------ Records provided

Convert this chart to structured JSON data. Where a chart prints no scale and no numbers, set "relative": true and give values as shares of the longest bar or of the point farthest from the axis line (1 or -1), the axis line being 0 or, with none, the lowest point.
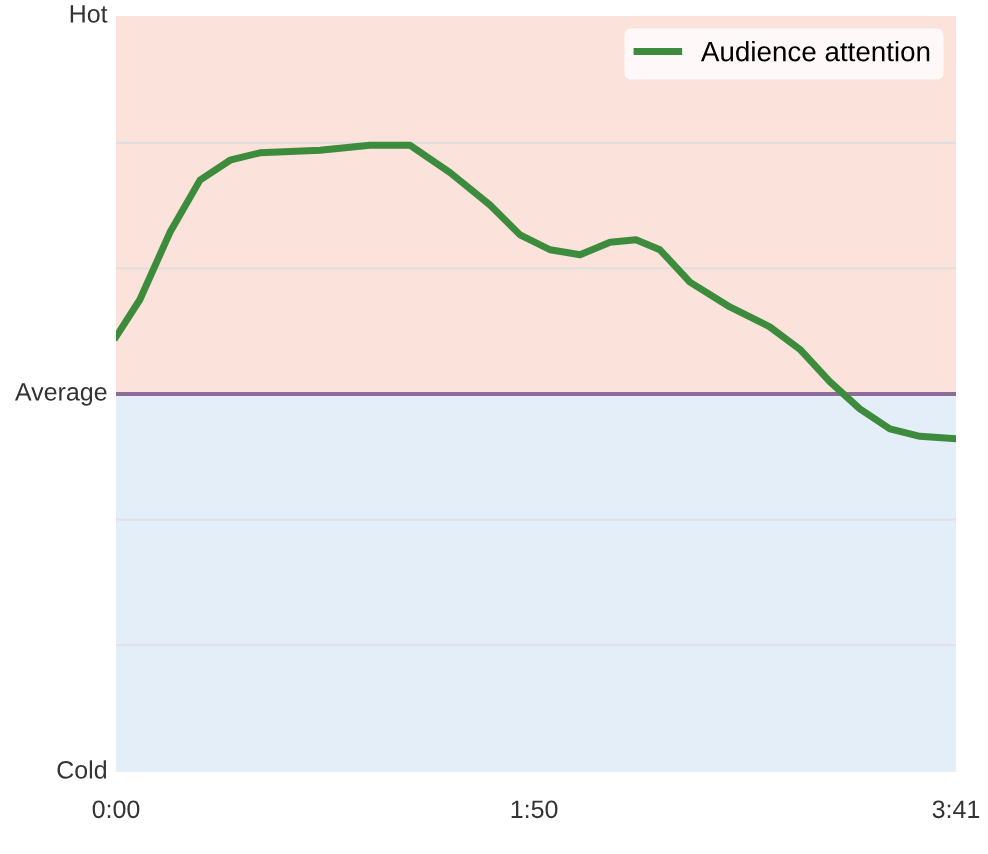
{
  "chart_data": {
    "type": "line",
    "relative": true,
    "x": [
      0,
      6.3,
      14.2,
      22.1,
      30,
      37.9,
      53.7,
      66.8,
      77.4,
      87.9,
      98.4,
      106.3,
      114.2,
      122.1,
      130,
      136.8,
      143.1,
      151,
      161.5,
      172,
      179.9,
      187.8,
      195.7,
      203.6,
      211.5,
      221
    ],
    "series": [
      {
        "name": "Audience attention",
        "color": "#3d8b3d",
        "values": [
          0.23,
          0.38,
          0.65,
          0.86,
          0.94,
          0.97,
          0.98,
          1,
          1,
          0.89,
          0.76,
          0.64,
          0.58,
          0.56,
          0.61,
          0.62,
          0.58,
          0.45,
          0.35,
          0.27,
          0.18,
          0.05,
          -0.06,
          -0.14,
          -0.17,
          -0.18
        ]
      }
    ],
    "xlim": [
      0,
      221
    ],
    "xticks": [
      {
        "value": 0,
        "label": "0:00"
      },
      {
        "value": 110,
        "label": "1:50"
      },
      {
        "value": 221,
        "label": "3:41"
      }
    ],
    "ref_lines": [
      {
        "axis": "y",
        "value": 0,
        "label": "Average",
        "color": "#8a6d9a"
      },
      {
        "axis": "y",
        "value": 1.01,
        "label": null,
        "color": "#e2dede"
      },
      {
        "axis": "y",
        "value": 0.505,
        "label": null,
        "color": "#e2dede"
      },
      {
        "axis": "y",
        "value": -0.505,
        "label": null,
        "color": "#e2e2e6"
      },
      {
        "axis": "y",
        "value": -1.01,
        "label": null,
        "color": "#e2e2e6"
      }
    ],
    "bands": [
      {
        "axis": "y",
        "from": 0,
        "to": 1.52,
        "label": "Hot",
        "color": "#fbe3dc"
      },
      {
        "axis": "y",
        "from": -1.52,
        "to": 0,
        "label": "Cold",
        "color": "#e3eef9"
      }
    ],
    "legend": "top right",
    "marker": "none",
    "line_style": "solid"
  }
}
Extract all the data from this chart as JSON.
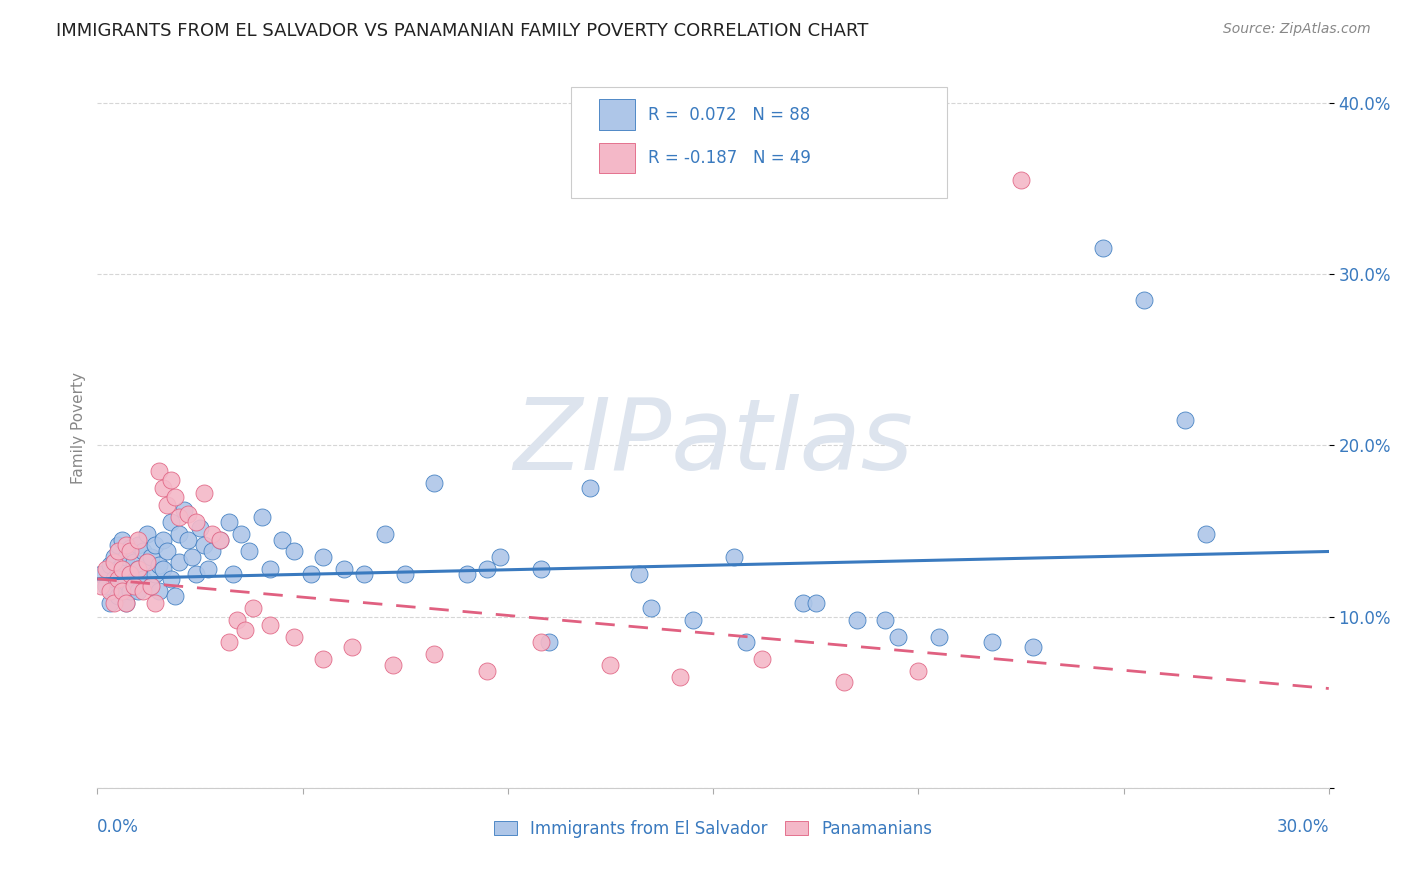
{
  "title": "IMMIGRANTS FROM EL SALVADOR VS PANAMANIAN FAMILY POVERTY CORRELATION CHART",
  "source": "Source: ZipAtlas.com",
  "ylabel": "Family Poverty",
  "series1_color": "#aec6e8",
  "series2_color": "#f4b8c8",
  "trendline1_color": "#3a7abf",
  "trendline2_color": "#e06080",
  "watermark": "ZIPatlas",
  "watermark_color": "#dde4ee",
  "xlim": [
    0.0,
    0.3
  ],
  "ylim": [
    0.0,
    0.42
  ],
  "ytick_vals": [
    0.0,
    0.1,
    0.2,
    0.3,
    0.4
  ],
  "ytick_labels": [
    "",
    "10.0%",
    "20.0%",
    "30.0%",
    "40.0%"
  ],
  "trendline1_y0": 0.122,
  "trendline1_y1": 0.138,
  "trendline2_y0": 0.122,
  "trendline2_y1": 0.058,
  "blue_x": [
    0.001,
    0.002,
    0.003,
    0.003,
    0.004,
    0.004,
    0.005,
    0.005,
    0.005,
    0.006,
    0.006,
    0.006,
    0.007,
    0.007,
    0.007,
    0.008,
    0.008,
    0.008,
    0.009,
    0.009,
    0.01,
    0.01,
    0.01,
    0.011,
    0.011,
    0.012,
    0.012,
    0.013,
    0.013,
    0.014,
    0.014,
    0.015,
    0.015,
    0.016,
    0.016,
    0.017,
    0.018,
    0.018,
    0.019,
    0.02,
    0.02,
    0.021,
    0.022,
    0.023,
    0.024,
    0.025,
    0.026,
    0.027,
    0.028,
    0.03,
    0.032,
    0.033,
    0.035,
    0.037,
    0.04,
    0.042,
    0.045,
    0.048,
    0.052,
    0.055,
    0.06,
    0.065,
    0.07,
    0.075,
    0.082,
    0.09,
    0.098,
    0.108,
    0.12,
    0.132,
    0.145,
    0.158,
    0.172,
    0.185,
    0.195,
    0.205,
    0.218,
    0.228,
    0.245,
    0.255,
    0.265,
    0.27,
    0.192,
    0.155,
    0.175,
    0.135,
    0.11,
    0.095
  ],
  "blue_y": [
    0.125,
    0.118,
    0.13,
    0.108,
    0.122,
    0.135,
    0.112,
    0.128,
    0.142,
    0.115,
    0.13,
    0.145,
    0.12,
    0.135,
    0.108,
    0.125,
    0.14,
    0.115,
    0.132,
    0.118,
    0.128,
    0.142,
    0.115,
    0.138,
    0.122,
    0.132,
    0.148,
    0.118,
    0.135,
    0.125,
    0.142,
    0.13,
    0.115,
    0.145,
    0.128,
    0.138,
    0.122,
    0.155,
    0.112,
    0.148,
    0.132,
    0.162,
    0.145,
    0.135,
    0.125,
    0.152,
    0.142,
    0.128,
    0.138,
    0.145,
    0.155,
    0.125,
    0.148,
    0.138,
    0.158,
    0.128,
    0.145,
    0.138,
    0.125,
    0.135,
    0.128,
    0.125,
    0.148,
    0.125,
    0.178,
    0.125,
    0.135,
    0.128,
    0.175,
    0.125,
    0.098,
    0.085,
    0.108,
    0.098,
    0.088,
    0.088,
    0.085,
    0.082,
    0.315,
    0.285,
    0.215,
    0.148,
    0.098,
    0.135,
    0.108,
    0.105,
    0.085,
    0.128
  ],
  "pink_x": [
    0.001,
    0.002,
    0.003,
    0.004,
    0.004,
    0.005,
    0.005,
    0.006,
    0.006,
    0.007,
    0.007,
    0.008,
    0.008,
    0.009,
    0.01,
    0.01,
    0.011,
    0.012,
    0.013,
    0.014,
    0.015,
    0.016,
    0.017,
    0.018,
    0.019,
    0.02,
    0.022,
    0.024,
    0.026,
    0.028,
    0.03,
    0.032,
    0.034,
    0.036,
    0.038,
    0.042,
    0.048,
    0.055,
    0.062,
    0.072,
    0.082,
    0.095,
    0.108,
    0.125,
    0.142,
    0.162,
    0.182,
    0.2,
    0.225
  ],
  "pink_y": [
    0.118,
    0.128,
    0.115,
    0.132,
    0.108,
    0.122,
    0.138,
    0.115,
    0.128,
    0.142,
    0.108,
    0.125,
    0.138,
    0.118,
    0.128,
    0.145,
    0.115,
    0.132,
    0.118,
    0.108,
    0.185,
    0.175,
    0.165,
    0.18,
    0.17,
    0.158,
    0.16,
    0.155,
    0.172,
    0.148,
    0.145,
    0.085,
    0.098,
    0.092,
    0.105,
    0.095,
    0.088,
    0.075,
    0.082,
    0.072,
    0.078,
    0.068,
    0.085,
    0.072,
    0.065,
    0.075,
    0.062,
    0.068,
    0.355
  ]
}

------------

● **Job**
Except for the pictures, reproduce every line exactly.

● **Worked answer**
Convert this chart to structured JSON data. Where a chart prints no scale and no numbers, set "relative": true and give values as shares of the longest bar or of the point farthest from the axis line (1 or -1), the axis line being 0 or, with none, the lowest point.
{
  "chart_data": {
    "type": "line",
    "relative": true,
    "x": [
      0,
      6.3,
      14.2,
      22.1,
      30,
      37.9,
      53.7,
      66.8,
      77.4,
      87.9,
      98.4,
      106.3,
      114.2,
      122.1,
      130,
      136.8,
      143.1,
      151,
      161.5,
      172,
      179.9,
      187.8,
      195.7,
      203.6,
      211.5,
      221
    ],
    "series": [
      {
        "name": "Audience attention",
        "color": "#3d8b3d",
        "values": [
          0.23,
          0.38,
          0.65,
          0.86,
          0.94,
          0.97,
          0.98,
          1,
          1,
          0.89,
          0.76,
          0.64,
          0.58,
          0.56,
          0.61,
          0.62,
          0.58,
          0.45,
          0.35,
          0.27,
          0.18,
          0.05,
          -0.06,
          -0.14,
          -0.17,
          -0.18
        ]
      }
    ],
    "xlim": [
      0,
      221
    ],
    "xticks": [
      {
        "value": 0,
        "label": "0:00"
      },
      {
        "value": 110,
        "label": "1:50"
      },
      {
        "value": 221,
        "label": "3:41"
      }
    ],
    "ref_lines": [
      {
        "axis": "y",
        "value": 0,
        "label": "Average",
        "color": "#8a6d9a"
      },
      {
        "axis": "y",
        "value": 1.01,
        "label": null,
        "color": "#e2dede"
      },
      {
        "axis": "y",
        "value": 0.505,
        "label": null,
        "color": "#e2dede"
      },
      {
        "axis": "y",
        "value": -0.505,
        "label": null,
        "color": "#e2e2e6"
      },
      {
        "axis": "y",
        "value": -1.01,
        "label": null,
        "color": "#e2e2e6"
      }
    ],
    "bands": [
      {
        "axis": "y",
        "from": 0,
        "to": 1.52,
        "label": "Hot",
        "color": "#fbe3dc"
      },
      {
        "axis": "y",
        "from": -1.52,
        "to": 0,
        "label": "Cold",
        "color": "#e3eef9"
      }
    ],
    "legend": "top right",
    "marker": "none",
    "line_style": "solid"
  }
}
Extract all the data from this chart as JSON.
{
  "title": "IMMIGRANTS FROM EL SALVADOR VS PANAMANIAN FAMILY POVERTY CORRELATION CHART",
  "source": "Source: ZipAtlas.com",
  "ylabel": "Family Poverty",
  "series1_color": "#aec6e8",
  "series2_color": "#f4b8c8",
  "trendline1_color": "#3a7abf",
  "trendline2_color": "#e06080",
  "watermark": "ZIPatlas",
  "watermark_color": "#dde4ee",
  "xlim": [
    0.0,
    0.3
  ],
  "ylim": [
    0.0,
    0.42
  ],
  "ytick_vals": [
    0.0,
    0.1,
    0.2,
    0.3,
    0.4
  ],
  "ytick_labels": [
    "",
    "10.0%",
    "20.0%",
    "30.0%",
    "40.0%"
  ],
  "trendline1_y0": 0.122,
  "trendline1_y1": 0.138,
  "trendline2_y0": 0.122,
  "trendline2_y1": 0.058,
  "blue_x": [
    0.001,
    0.002,
    0.003,
    0.003,
    0.004,
    0.004,
    0.005,
    0.005,
    0.005,
    0.006,
    0.006,
    0.006,
    0.007,
    0.007,
    0.007,
    0.008,
    0.008,
    0.008,
    0.009,
    0.009,
    0.01,
    0.01,
    0.01,
    0.011,
    0.011,
    0.012,
    0.012,
    0.013,
    0.013,
    0.014,
    0.014,
    0.015,
    0.015,
    0.016,
    0.016,
    0.017,
    0.018,
    0.018,
    0.019,
    0.02,
    0.02,
    0.021,
    0.022,
    0.023,
    0.024,
    0.025,
    0.026,
    0.027,
    0.028,
    0.03,
    0.032,
    0.033,
    0.035,
    0.037,
    0.04,
    0.042,
    0.045,
    0.048,
    0.052,
    0.055,
    0.06,
    0.065,
    0.07,
    0.075,
    0.082,
    0.09,
    0.098,
    0.108,
    0.12,
    0.132,
    0.145,
    0.158,
    0.172,
    0.185,
    0.195,
    0.205,
    0.218,
    0.228,
    0.245,
    0.255,
    0.265,
    0.27,
    0.192,
    0.155,
    0.175,
    0.135,
    0.11,
    0.095
  ],
  "blue_y": [
    0.125,
    0.118,
    0.13,
    0.108,
    0.122,
    0.135,
    0.112,
    0.128,
    0.142,
    0.115,
    0.13,
    0.145,
    0.12,
    0.135,
    0.108,
    0.125,
    0.14,
    0.115,
    0.132,
    0.118,
    0.128,
    0.142,
    0.115,
    0.138,
    0.122,
    0.132,
    0.148,
    0.118,
    0.135,
    0.125,
    0.142,
    0.13,
    0.115,
    0.145,
    0.128,
    0.138,
    0.122,
    0.155,
    0.112,
    0.148,
    0.132,
    0.162,
    0.145,
    0.135,
    0.125,
    0.152,
    0.142,
    0.128,
    0.138,
    0.145,
    0.155,
    0.125,
    0.148,
    0.138,
    0.158,
    0.128,
    0.145,
    0.138,
    0.125,
    0.135,
    0.128,
    0.125,
    0.148,
    0.125,
    0.178,
    0.125,
    0.135,
    0.128,
    0.175,
    0.125,
    0.098,
    0.085,
    0.108,
    0.098,
    0.088,
    0.088,
    0.085,
    0.082,
    0.315,
    0.285,
    0.215,
    0.148,
    0.098,
    0.135,
    0.108,
    0.105,
    0.085,
    0.128
  ],
  "pink_x": [
    0.001,
    0.002,
    0.003,
    0.004,
    0.004,
    0.005,
    0.005,
    0.006,
    0.006,
    0.007,
    0.007,
    0.008,
    0.008,
    0.009,
    0.01,
    0.01,
    0.011,
    0.012,
    0.013,
    0.014,
    0.015,
    0.016,
    0.017,
    0.018,
    0.019,
    0.02,
    0.022,
    0.024,
    0.026,
    0.028,
    0.03,
    0.032,
    0.034,
    0.036,
    0.038,
    0.042,
    0.048,
    0.055,
    0.062,
    0.072,
    0.082,
    0.095,
    0.108,
    0.125,
    0.142,
    0.162,
    0.182,
    0.2,
    0.225
  ],
  "pink_y": [
    0.118,
    0.128,
    0.115,
    0.132,
    0.108,
    0.122,
    0.138,
    0.115,
    0.128,
    0.142,
    0.108,
    0.125,
    0.138,
    0.118,
    0.128,
    0.145,
    0.115,
    0.132,
    0.118,
    0.108,
    0.185,
    0.175,
    0.165,
    0.18,
    0.17,
    0.158,
    0.16,
    0.155,
    0.172,
    0.148,
    0.145,
    0.085,
    0.098,
    0.092,
    0.105,
    0.095,
    0.088,
    0.075,
    0.082,
    0.072,
    0.078,
    0.068,
    0.085,
    0.072,
    0.065,
    0.075,
    0.062,
    0.068,
    0.355
  ]
}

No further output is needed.